### WORK TO COMPLETE
The entries below contain pictures. Retype everything except those pictures, exactly as given.

### Dataset records

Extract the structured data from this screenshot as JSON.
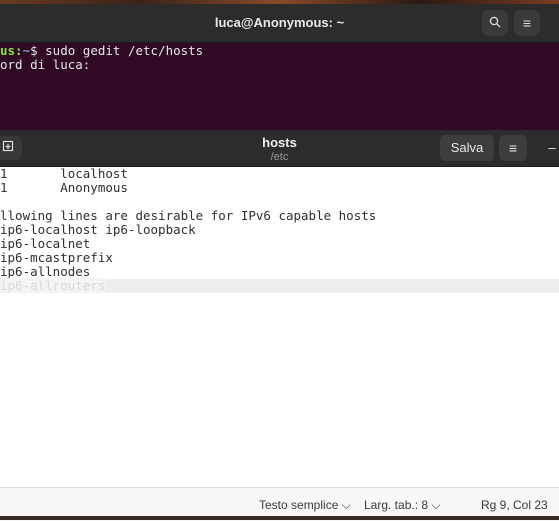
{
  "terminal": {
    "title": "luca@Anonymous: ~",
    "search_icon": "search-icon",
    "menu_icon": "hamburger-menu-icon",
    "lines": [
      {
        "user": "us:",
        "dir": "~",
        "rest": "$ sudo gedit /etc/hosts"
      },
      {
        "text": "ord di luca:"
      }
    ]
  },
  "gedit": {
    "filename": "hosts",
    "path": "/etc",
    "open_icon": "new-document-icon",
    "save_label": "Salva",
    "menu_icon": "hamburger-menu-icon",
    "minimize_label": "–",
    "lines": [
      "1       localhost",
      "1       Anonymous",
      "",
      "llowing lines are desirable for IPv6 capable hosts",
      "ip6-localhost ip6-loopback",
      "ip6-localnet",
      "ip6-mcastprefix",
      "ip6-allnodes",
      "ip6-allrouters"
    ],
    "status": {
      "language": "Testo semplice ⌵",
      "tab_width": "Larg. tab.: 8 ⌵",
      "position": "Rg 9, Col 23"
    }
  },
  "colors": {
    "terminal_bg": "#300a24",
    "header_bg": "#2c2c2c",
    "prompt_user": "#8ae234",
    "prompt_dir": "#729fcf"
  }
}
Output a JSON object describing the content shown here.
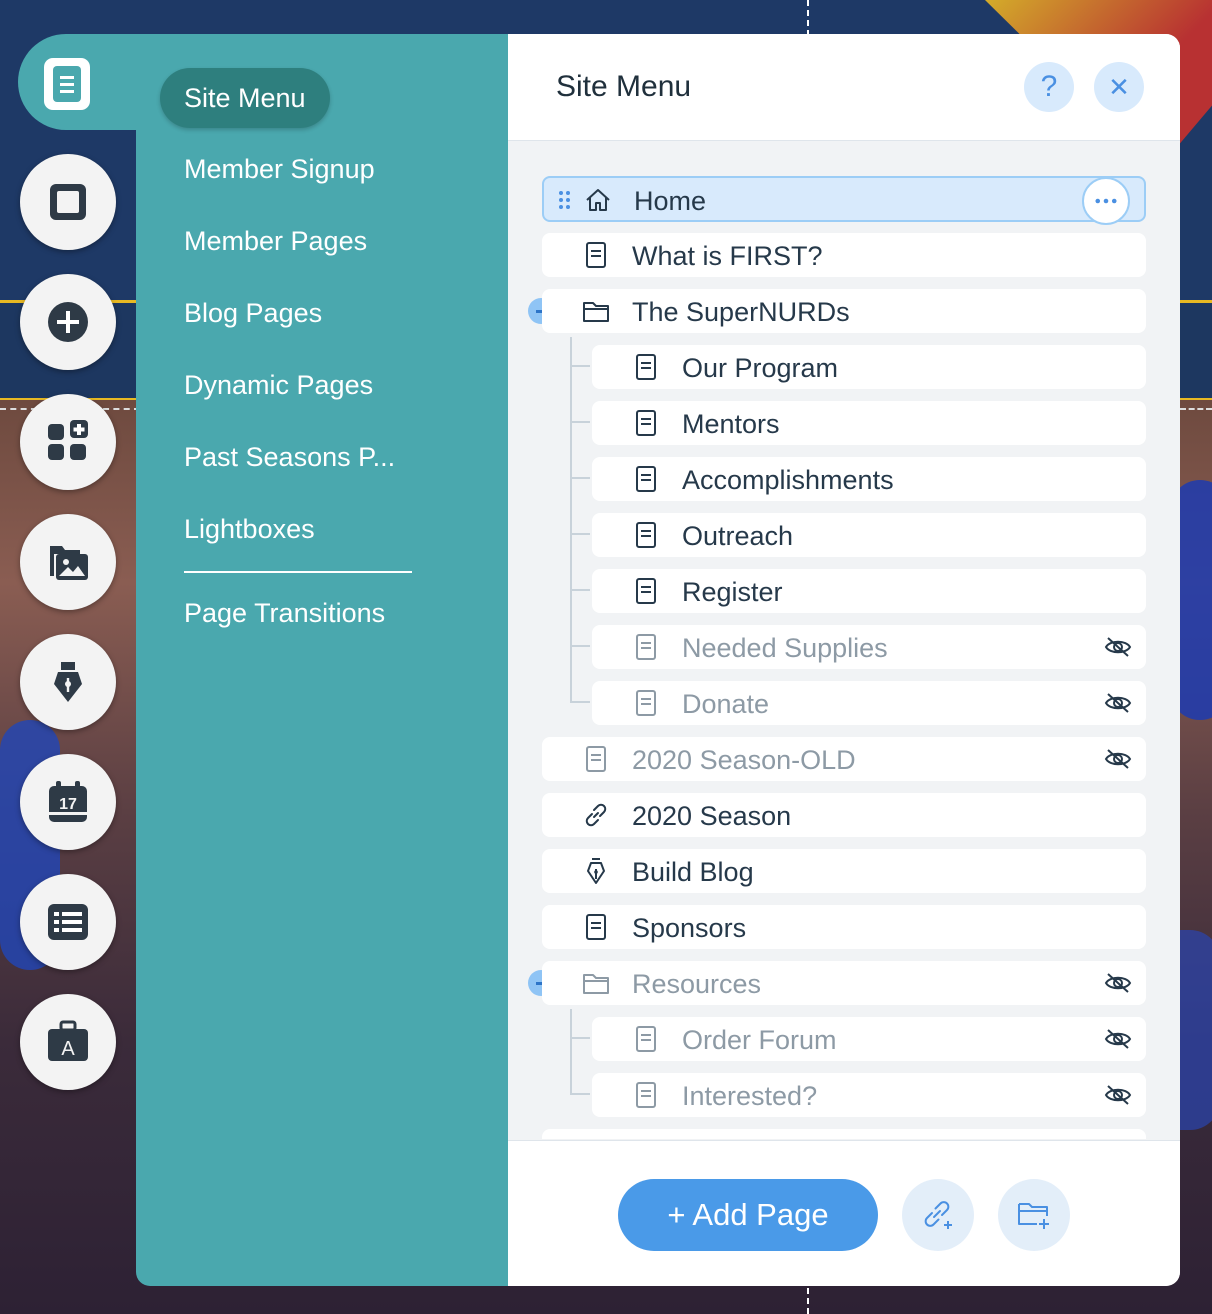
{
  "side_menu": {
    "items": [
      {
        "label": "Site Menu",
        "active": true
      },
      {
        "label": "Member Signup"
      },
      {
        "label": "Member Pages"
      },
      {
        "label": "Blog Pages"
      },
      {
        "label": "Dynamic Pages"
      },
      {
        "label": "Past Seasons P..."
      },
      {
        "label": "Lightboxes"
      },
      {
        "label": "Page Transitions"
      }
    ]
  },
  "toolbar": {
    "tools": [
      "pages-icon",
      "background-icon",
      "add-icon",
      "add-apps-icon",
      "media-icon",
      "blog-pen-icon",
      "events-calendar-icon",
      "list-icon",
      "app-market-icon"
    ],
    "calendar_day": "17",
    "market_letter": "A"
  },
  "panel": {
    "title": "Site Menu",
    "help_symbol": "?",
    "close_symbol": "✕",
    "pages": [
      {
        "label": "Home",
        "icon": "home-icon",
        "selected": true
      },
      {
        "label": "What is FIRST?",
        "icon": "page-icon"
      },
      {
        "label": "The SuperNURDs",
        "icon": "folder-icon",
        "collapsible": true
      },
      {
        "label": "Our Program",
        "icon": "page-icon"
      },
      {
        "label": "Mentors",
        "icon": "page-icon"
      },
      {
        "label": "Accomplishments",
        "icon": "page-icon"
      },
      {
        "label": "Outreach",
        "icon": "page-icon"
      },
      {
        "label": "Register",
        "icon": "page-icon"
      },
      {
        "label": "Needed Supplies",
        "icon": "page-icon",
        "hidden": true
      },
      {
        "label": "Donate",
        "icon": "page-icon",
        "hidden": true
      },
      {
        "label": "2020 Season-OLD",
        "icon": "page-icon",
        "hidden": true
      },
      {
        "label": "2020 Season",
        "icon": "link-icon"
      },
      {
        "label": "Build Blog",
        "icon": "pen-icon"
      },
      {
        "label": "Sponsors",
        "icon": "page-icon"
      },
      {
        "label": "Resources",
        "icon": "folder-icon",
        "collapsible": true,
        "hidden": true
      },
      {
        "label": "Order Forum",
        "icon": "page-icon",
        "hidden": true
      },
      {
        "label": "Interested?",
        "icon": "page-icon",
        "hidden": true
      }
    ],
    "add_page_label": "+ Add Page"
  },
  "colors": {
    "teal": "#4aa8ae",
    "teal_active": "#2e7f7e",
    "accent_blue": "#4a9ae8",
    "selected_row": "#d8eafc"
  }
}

### FINAL RESULT
Extract the structured data from this screenshot as JSON.
{
  "terminal": {
    "title": "luca@Anonymous: ~",
    "search_icon": "search-icon",
    "menu_icon": "hamburger-menu-icon",
    "lines": [
      {
        "user": "us:",
        "dir": "~",
        "rest": "$ sudo gedit /etc/hosts"
      },
      {
        "text": "ord di luca:"
      }
    ]
  },
  "gedit": {
    "filename": "hosts",
    "path": "/etc",
    "open_icon": "new-document-icon",
    "save_label": "Salva",
    "menu_icon": "hamburger-menu-icon",
    "minimize_label": "–",
    "lines": [
      "1       localhost",
      "1       Anonymous",
      "",
      "llowing lines are desirable for IPv6 capable hosts",
      "ip6-localhost ip6-loopback",
      "ip6-localnet",
      "ip6-mcastprefix",
      "ip6-allnodes",
      "ip6-allrouters"
    ],
    "status": {
      "language": "Testo semplice ⌵",
      "tab_width": "Larg. tab.: 8 ⌵",
      "position": "Rg 9, Col 23"
    }
  },
  "colors": {
    "terminal_bg": "#300a24",
    "header_bg": "#2c2c2c",
    "prompt_user": "#8ae234",
    "prompt_dir": "#729fcf"
  }
}
Output a JSON object describing the content shown here.
{
  "side_menu": {
    "items": [
      {
        "label": "Site Menu",
        "active": true
      },
      {
        "label": "Member Signup"
      },
      {
        "label": "Member Pages"
      },
      {
        "label": "Blog Pages"
      },
      {
        "label": "Dynamic Pages"
      },
      {
        "label": "Past Seasons P..."
      },
      {
        "label": "Lightboxes"
      },
      {
        "label": "Page Transitions"
      }
    ]
  },
  "toolbar": {
    "tools": [
      "pages-icon",
      "background-icon",
      "add-icon",
      "add-apps-icon",
      "media-icon",
      "blog-pen-icon",
      "events-calendar-icon",
      "list-icon",
      "app-market-icon"
    ],
    "calendar_day": "17",
    "market_letter": "A"
  },
  "panel": {
    "title": "Site Menu",
    "help_symbol": "?",
    "close_symbol": "✕",
    "pages": [
      {
        "label": "Home",
        "icon": "home-icon",
        "selected": true
      },
      {
        "label": "What is FIRST?",
        "icon": "page-icon"
      },
      {
        "label": "The SuperNURDs",
        "icon": "folder-icon",
        "collapsible": true
      },
      {
        "label": "Our Program",
        "icon": "page-icon"
      },
      {
        "label": "Mentors",
        "icon": "page-icon"
      },
      {
        "label": "Accomplishments",
        "icon": "page-icon"
      },
      {
        "label": "Outreach",
        "icon": "page-icon"
      },
      {
        "label": "Register",
        "icon": "page-icon"
      },
      {
        "label": "Needed Supplies",
        "icon": "page-icon",
        "hidden": true
      },
      {
        "label": "Donate",
        "icon": "page-icon",
        "hidden": true
      },
      {
        "label": "2020 Season-OLD",
        "icon": "page-icon",
        "hidden": true
      },
      {
        "label": "2020 Season",
        "icon": "link-icon"
      },
      {
        "label": "Build Blog",
        "icon": "pen-icon"
      },
      {
        "label": "Sponsors",
        "icon": "page-icon"
      },
      {
        "label": "Resources",
        "icon": "folder-icon",
        "collapsible": true,
        "hidden": true
      },
      {
        "label": "Order Forum",
        "icon": "page-icon",
        "hidden": true
      },
      {
        "label": "Interested?",
        "icon": "page-icon",
        "hidden": true
      }
    ],
    "add_page_label": "+ Add Page"
  },
  "colors": {
    "teal": "#4aa8ae",
    "teal_active": "#2e7f7e",
    "accent_blue": "#4a9ae8",
    "selected_row": "#d8eafc"
  }
}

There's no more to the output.